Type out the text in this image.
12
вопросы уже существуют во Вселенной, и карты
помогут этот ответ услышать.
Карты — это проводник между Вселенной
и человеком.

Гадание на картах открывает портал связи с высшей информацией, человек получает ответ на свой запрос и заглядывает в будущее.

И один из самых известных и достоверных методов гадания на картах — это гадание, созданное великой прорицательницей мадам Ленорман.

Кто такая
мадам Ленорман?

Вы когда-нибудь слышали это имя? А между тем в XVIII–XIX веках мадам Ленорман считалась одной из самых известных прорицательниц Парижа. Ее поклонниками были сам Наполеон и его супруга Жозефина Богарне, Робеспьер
◇ ◇ ◇ ◇
Task objective: Retype all of the material above with every character intact.

Task solution:
Type out the text in this image.
12
вопросы уже существуют во Вселенной, и карты
помогут этот ответ услышать.
Карты — это проводник между Вселенной
и человеком.

Гадание на картах открывает портал связи с высшей информацией, человек получает ответ на свой запрос и заглядывает в будущее.

И один из самых известных и достоверных методов гадания на картах — это гадание, созданное великой прорицательницей мадам Ленорман.

Кто такая
мадам Ленорман?

Вы когда-нибудь слышали это имя? А между тем в XVIII–XIX веках мадам Ленорман считалась одной из самых известных прорицательниц Парижа. Ее поклонниками были сам Наполеон и его супруга Жозефина Богарне, Робеспьер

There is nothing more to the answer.